------ INPUT

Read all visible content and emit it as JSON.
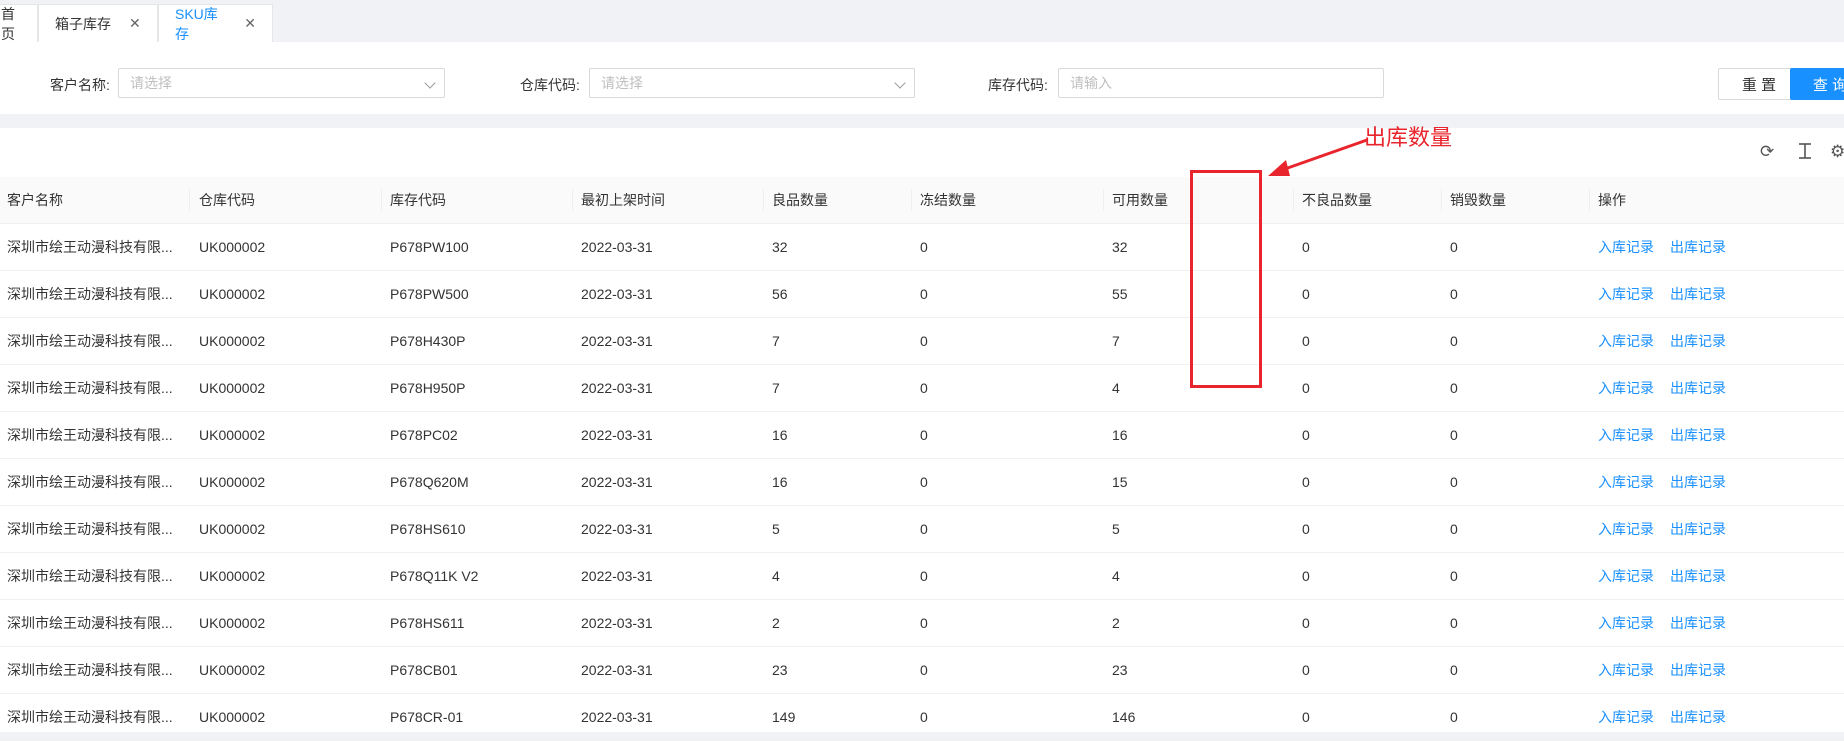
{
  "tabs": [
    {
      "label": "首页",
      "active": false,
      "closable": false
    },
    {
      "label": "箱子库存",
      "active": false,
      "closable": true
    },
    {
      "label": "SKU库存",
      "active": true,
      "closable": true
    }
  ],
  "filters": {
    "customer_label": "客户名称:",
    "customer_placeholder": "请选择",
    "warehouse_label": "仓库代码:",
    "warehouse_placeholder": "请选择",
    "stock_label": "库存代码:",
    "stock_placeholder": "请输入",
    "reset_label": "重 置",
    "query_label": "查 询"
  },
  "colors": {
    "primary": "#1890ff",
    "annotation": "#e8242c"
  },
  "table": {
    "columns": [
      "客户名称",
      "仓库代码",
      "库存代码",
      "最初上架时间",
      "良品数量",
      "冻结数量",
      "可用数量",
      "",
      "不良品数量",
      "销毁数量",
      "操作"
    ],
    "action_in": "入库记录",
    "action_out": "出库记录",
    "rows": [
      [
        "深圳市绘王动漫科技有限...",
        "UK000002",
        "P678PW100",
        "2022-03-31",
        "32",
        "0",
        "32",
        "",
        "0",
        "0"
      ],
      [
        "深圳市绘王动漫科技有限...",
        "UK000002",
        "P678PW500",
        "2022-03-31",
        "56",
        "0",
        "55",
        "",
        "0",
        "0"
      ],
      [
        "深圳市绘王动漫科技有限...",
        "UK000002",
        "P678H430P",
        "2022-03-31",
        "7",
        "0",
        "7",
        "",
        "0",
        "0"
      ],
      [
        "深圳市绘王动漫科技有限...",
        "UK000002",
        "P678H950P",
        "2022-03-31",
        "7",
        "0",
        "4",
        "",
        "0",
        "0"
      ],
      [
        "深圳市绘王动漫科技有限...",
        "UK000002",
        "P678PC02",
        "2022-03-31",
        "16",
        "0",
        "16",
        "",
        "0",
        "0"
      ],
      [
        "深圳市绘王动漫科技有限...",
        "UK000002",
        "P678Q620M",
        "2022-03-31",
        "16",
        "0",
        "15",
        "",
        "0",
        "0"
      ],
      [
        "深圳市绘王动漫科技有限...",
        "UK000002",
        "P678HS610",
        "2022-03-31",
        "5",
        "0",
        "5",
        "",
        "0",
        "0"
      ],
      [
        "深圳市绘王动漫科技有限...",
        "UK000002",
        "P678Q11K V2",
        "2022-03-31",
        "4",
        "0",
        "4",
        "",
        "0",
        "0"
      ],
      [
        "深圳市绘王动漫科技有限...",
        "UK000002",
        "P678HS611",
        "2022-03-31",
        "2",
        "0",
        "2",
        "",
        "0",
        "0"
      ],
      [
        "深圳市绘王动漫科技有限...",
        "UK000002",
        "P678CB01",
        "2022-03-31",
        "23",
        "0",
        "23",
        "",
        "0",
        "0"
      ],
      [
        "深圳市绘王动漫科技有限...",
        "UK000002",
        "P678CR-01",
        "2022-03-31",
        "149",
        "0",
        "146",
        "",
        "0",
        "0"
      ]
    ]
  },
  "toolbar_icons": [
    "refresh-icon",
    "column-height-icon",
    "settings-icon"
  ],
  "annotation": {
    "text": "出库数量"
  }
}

------------

### WHAT TO WORK ON
Return the material exactly as given, apart from the pictures.

### EXERCISE RESULT
Read all visible content and emit it as JSON.
{
  "tabs": [
    {
      "label": "首页",
      "active": false,
      "closable": false
    },
    {
      "label": "箱子库存",
      "active": false,
      "closable": true
    },
    {
      "label": "SKU库存",
      "active": true,
      "closable": true
    }
  ],
  "filters": {
    "customer_label": "客户名称:",
    "customer_placeholder": "请选择",
    "warehouse_label": "仓库代码:",
    "warehouse_placeholder": "请选择",
    "stock_label": "库存代码:",
    "stock_placeholder": "请输入",
    "reset_label": "重 置",
    "query_label": "查 询"
  },
  "colors": {
    "primary": "#1890ff",
    "annotation": "#e8242c"
  },
  "table": {
    "columns": [
      "客户名称",
      "仓库代码",
      "库存代码",
      "最初上架时间",
      "良品数量",
      "冻结数量",
      "可用数量",
      "",
      "不良品数量",
      "销毁数量",
      "操作"
    ],
    "action_in": "入库记录",
    "action_out": "出库记录",
    "rows": [
      [
        "深圳市绘王动漫科技有限...",
        "UK000002",
        "P678PW100",
        "2022-03-31",
        "32",
        "0",
        "32",
        "",
        "0",
        "0"
      ],
      [
        "深圳市绘王动漫科技有限...",
        "UK000002",
        "P678PW500",
        "2022-03-31",
        "56",
        "0",
        "55",
        "",
        "0",
        "0"
      ],
      [
        "深圳市绘王动漫科技有限...",
        "UK000002",
        "P678H430P",
        "2022-03-31",
        "7",
        "0",
        "7",
        "",
        "0",
        "0"
      ],
      [
        "深圳市绘王动漫科技有限...",
        "UK000002",
        "P678H950P",
        "2022-03-31",
        "7",
        "0",
        "4",
        "",
        "0",
        "0"
      ],
      [
        "深圳市绘王动漫科技有限...",
        "UK000002",
        "P678PC02",
        "2022-03-31",
        "16",
        "0",
        "16",
        "",
        "0",
        "0"
      ],
      [
        "深圳市绘王动漫科技有限...",
        "UK000002",
        "P678Q620M",
        "2022-03-31",
        "16",
        "0",
        "15",
        "",
        "0",
        "0"
      ],
      [
        "深圳市绘王动漫科技有限...",
        "UK000002",
        "P678HS610",
        "2022-03-31",
        "5",
        "0",
        "5",
        "",
        "0",
        "0"
      ],
      [
        "深圳市绘王动漫科技有限...",
        "UK000002",
        "P678Q11K V2",
        "2022-03-31",
        "4",
        "0",
        "4",
        "",
        "0",
        "0"
      ],
      [
        "深圳市绘王动漫科技有限...",
        "UK000002",
        "P678HS611",
        "2022-03-31",
        "2",
        "0",
        "2",
        "",
        "0",
        "0"
      ],
      [
        "深圳市绘王动漫科技有限...",
        "UK000002",
        "P678CB01",
        "2022-03-31",
        "23",
        "0",
        "23",
        "",
        "0",
        "0"
      ],
      [
        "深圳市绘王动漫科技有限...",
        "UK000002",
        "P678CR-01",
        "2022-03-31",
        "149",
        "0",
        "146",
        "",
        "0",
        "0"
      ]
    ]
  },
  "toolbar_icons": [
    "refresh-icon",
    "column-height-icon",
    "settings-icon"
  ],
  "annotation": {
    "text": "出库数量"
  }
}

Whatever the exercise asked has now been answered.